[Source data]
·····
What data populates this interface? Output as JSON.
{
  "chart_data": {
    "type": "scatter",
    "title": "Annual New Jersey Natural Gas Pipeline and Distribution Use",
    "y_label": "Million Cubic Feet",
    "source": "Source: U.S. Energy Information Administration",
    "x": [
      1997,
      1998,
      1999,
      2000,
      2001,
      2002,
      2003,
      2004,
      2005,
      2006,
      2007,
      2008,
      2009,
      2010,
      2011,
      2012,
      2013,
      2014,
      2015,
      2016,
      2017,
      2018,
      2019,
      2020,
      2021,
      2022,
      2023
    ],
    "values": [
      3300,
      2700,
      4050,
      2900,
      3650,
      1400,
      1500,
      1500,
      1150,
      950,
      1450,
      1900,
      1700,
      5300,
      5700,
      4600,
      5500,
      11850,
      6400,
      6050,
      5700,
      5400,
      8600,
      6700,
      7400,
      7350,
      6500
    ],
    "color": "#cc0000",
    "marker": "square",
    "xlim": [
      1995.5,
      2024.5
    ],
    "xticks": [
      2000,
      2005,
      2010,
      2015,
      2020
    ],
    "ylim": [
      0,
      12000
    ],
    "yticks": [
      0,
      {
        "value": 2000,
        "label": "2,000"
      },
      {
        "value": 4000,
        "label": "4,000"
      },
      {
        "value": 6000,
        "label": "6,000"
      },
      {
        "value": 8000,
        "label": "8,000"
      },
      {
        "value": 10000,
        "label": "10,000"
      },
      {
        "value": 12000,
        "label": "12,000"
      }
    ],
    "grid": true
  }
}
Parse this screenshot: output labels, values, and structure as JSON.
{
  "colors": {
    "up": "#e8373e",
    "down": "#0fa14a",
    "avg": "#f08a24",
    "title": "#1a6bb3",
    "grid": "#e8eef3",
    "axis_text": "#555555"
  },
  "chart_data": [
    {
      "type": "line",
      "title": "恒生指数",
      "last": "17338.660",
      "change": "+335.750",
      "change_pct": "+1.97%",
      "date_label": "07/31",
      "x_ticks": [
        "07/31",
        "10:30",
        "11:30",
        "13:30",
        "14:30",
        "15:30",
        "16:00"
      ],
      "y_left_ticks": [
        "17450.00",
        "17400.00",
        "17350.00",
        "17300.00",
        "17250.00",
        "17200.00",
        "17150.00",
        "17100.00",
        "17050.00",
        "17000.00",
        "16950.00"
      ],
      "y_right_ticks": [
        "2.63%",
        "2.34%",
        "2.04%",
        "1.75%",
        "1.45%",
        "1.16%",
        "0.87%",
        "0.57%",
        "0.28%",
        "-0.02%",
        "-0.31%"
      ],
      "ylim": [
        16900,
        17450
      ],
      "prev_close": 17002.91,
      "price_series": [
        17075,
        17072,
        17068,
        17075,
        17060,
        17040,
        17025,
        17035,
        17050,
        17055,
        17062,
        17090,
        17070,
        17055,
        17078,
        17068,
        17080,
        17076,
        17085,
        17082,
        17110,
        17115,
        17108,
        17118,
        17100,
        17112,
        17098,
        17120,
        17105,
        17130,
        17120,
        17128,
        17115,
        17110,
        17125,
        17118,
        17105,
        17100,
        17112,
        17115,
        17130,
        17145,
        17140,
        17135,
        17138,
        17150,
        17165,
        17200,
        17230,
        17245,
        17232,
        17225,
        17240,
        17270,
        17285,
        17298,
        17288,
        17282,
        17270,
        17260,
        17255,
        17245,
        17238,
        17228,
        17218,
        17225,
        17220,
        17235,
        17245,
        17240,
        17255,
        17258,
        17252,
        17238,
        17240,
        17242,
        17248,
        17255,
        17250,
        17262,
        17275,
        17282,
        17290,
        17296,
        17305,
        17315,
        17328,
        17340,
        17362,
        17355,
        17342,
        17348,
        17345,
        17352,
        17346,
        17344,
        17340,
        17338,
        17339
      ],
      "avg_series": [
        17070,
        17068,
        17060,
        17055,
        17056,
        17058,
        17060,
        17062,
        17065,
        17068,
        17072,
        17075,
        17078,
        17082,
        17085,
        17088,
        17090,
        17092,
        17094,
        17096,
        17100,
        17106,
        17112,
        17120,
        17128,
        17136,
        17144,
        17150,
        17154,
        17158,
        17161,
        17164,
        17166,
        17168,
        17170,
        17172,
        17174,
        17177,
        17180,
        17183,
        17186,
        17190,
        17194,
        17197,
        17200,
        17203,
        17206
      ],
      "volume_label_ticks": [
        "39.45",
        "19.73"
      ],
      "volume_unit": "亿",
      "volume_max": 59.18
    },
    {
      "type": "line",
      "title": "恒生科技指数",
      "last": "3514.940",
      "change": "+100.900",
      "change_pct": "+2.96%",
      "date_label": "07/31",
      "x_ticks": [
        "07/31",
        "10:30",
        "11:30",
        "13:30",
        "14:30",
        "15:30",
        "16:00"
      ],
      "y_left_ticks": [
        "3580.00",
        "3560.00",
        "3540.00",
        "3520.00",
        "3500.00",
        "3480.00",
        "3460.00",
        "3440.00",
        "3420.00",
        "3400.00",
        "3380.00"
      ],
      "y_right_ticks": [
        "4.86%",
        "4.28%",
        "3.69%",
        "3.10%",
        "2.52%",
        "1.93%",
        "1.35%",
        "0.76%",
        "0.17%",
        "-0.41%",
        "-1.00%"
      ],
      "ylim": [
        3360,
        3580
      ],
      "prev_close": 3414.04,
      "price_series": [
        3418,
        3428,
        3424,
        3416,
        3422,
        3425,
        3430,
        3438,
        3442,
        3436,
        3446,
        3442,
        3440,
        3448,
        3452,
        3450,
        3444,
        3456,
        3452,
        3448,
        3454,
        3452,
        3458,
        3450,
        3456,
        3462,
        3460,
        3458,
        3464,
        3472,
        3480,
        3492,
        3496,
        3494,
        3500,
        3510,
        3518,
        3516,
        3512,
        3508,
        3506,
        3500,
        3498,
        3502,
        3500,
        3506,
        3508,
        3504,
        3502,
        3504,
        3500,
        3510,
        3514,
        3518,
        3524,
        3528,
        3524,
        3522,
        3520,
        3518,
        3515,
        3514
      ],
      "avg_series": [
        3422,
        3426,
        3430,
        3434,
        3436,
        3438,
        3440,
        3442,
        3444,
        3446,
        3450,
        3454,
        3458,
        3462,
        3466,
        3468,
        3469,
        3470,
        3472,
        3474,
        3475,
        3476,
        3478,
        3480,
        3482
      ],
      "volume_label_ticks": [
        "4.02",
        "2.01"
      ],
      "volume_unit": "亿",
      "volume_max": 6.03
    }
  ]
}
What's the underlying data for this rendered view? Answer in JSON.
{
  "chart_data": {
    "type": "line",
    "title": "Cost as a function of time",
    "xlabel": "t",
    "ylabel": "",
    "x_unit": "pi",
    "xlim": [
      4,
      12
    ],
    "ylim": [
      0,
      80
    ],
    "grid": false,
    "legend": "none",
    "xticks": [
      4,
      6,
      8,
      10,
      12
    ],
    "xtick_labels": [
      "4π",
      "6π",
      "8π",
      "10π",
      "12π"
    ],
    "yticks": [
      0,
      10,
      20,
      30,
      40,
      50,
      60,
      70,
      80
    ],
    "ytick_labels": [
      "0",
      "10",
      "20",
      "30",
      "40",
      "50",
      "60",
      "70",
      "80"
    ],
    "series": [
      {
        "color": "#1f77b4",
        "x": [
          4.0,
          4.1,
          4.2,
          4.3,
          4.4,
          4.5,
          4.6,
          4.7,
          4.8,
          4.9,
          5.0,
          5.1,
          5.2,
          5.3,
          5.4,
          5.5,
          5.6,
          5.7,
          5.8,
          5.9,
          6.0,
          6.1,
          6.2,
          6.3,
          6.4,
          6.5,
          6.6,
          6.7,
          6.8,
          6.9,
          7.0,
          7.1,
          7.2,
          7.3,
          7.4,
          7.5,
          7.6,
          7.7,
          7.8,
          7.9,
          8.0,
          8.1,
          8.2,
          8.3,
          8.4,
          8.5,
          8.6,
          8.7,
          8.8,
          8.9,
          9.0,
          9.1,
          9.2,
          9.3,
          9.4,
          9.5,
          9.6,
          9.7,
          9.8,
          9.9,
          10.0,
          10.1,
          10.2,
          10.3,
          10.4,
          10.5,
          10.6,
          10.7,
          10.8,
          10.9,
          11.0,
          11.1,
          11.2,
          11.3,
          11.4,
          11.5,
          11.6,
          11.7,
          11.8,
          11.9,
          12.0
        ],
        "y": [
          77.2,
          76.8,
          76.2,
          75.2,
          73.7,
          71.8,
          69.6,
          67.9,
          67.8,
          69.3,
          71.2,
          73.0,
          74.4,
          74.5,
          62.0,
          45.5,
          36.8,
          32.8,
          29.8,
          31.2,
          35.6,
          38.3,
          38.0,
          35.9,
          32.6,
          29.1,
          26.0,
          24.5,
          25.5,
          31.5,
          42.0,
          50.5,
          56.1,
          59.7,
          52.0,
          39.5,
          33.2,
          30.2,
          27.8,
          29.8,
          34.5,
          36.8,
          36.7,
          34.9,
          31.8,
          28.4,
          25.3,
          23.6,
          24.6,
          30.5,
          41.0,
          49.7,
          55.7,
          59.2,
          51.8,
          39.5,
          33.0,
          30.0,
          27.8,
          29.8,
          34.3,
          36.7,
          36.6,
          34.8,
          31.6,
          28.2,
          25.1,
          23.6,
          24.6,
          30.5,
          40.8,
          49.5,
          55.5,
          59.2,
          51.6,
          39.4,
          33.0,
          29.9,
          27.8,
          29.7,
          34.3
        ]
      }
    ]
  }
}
·····
**WHAT YOU NEED TO DO:** List the lines of the material in which the word "values" occurs.

**TASK ANSWER:**
    "values": [
Parse this screenshot: output labels, values, and structure as JSON.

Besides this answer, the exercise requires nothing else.